(Aim of the task)
Out of the lines in this data, how many include "structure"? Give the number and nothing else.

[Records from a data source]
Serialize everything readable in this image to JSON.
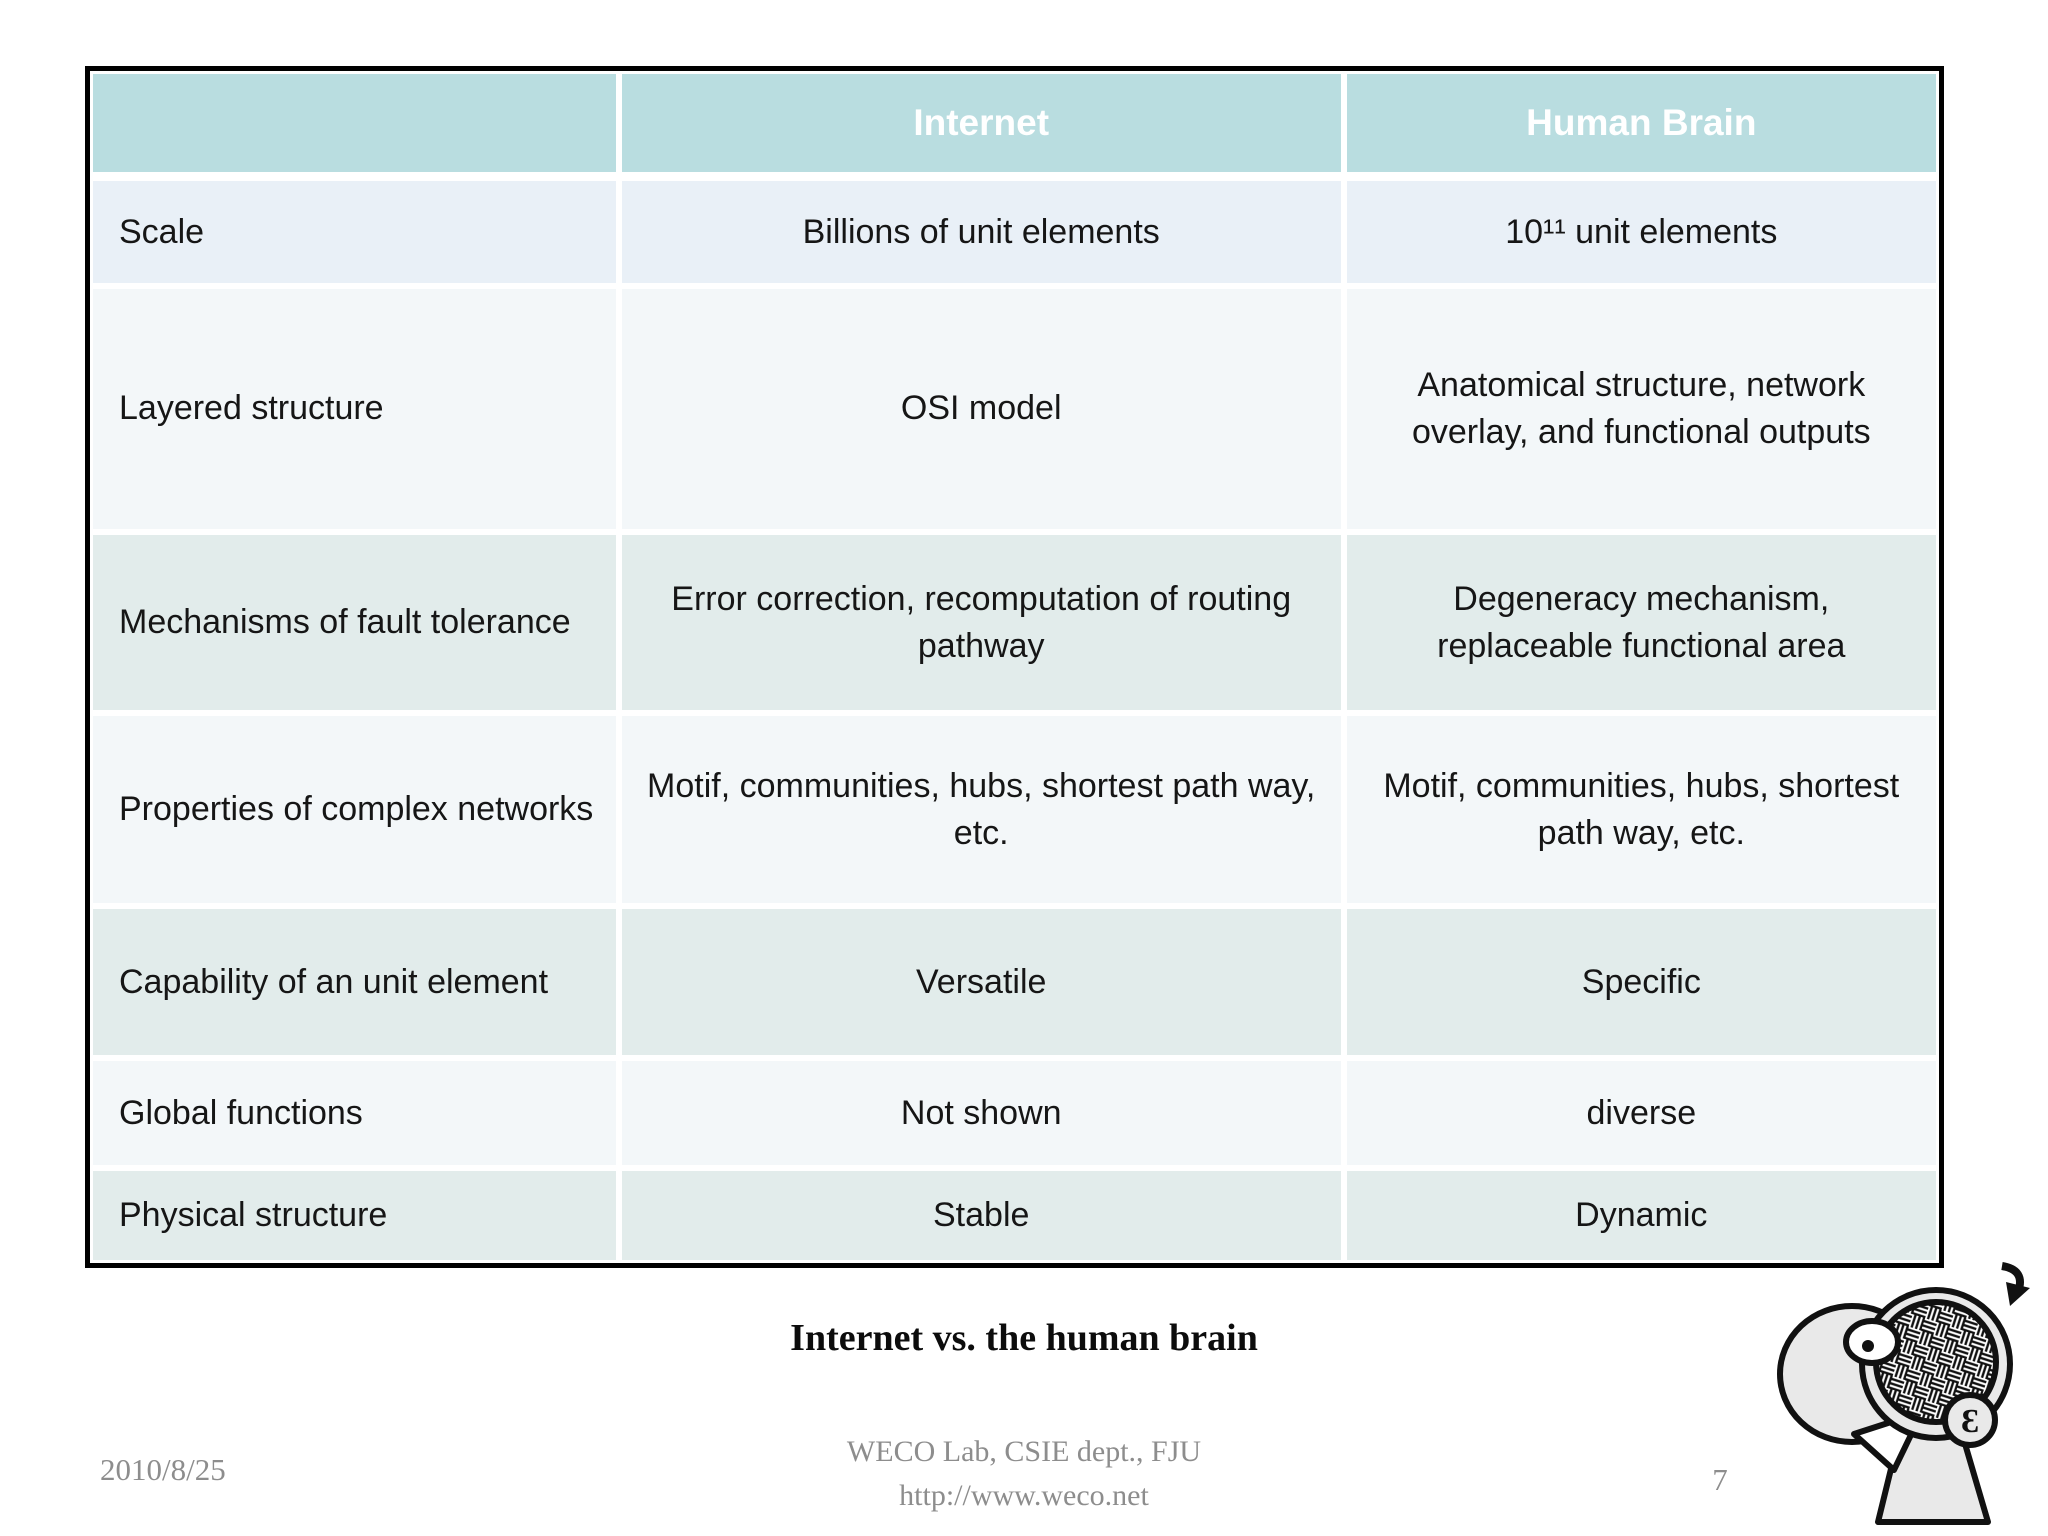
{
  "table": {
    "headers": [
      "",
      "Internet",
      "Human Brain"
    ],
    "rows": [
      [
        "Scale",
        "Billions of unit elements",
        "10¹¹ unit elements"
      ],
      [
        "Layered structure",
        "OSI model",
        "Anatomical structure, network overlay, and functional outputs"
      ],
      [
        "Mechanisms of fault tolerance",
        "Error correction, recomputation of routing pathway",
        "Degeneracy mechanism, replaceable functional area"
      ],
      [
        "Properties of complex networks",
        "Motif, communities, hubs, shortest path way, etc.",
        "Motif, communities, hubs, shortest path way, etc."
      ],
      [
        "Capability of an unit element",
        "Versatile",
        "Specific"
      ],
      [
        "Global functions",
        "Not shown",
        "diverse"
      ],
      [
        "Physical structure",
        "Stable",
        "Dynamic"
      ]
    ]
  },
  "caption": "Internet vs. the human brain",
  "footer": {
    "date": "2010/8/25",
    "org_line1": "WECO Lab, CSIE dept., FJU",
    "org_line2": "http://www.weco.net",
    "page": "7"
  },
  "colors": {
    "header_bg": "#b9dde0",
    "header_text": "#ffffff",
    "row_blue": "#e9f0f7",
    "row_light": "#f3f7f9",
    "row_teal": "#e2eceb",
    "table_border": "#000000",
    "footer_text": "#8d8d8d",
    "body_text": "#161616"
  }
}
==
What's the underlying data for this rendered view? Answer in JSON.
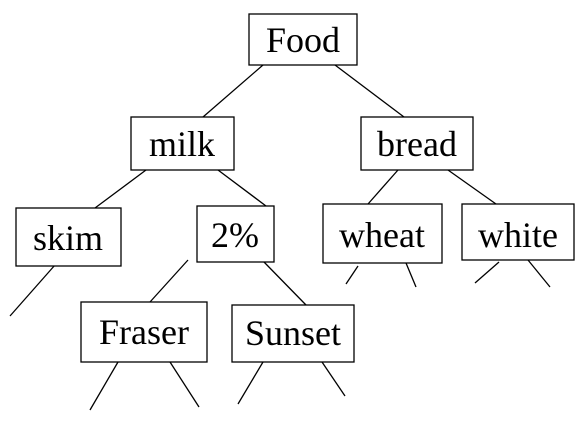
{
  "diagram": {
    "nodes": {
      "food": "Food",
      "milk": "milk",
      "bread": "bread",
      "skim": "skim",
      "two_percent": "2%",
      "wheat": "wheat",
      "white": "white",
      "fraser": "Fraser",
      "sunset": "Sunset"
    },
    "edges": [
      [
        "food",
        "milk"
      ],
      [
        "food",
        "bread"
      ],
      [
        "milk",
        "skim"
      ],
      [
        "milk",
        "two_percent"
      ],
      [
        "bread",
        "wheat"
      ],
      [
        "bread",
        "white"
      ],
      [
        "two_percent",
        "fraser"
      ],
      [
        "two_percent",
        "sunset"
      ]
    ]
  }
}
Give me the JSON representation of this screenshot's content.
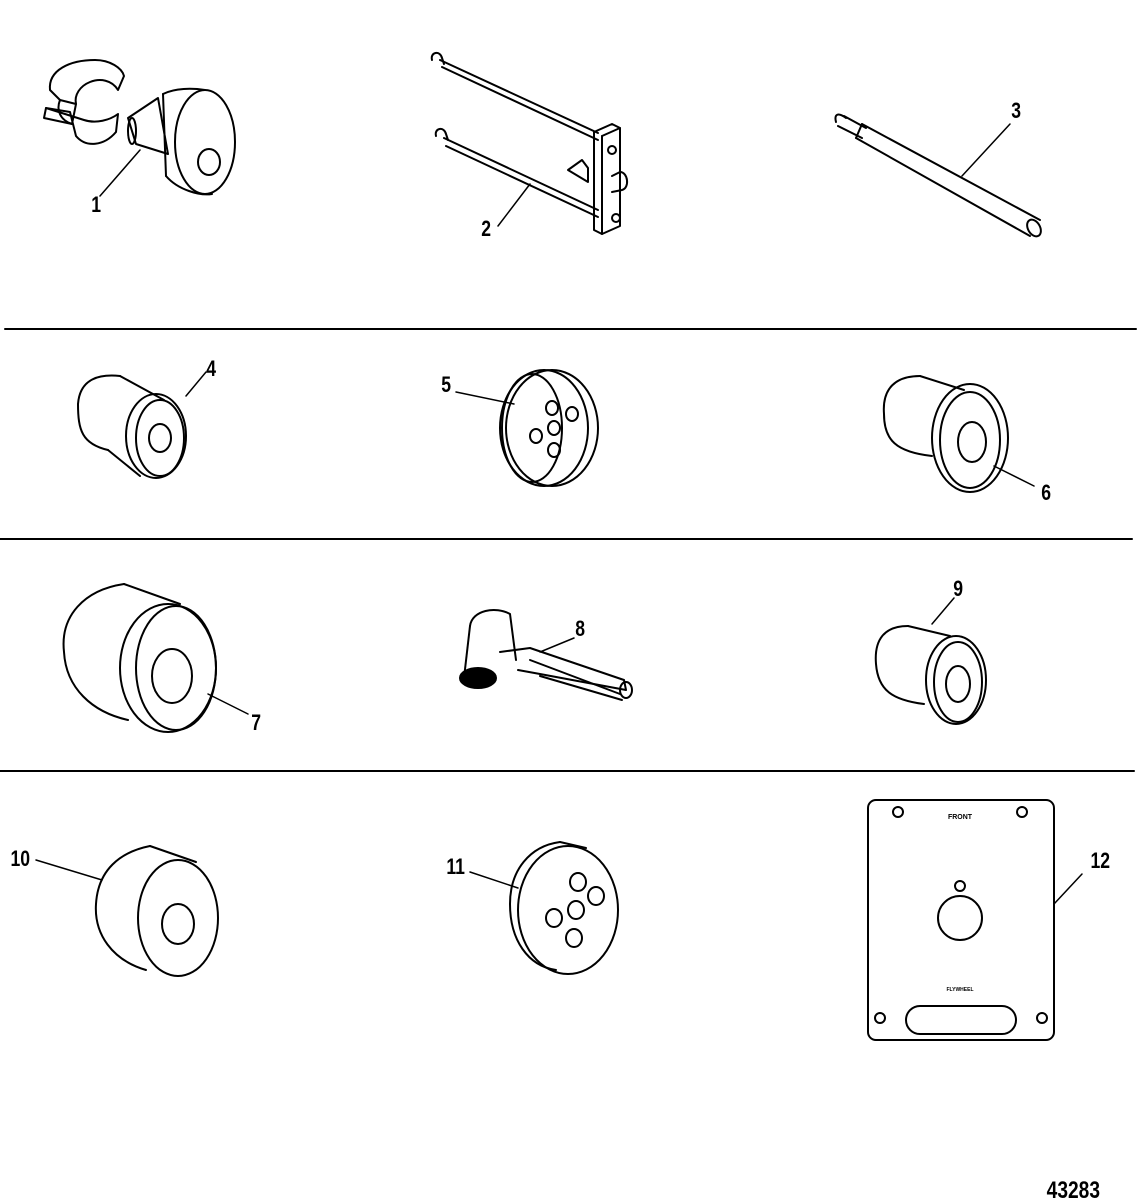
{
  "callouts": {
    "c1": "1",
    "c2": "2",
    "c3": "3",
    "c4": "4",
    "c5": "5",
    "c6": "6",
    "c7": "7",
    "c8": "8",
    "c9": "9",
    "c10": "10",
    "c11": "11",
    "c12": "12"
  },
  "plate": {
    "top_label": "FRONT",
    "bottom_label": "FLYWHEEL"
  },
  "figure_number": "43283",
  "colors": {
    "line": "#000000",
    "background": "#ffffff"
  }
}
...
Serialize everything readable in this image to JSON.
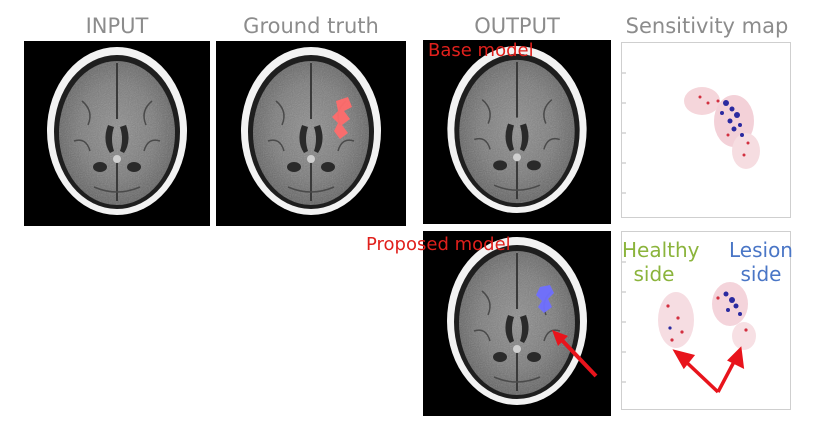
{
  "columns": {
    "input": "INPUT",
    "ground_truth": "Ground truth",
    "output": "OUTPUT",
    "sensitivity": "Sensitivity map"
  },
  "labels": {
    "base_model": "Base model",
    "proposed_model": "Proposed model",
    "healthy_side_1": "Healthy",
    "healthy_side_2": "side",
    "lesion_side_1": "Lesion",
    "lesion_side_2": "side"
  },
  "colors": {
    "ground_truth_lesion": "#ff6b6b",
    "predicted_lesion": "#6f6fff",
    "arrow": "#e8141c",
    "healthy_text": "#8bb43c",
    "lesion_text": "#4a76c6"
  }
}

(Exercise solution)
3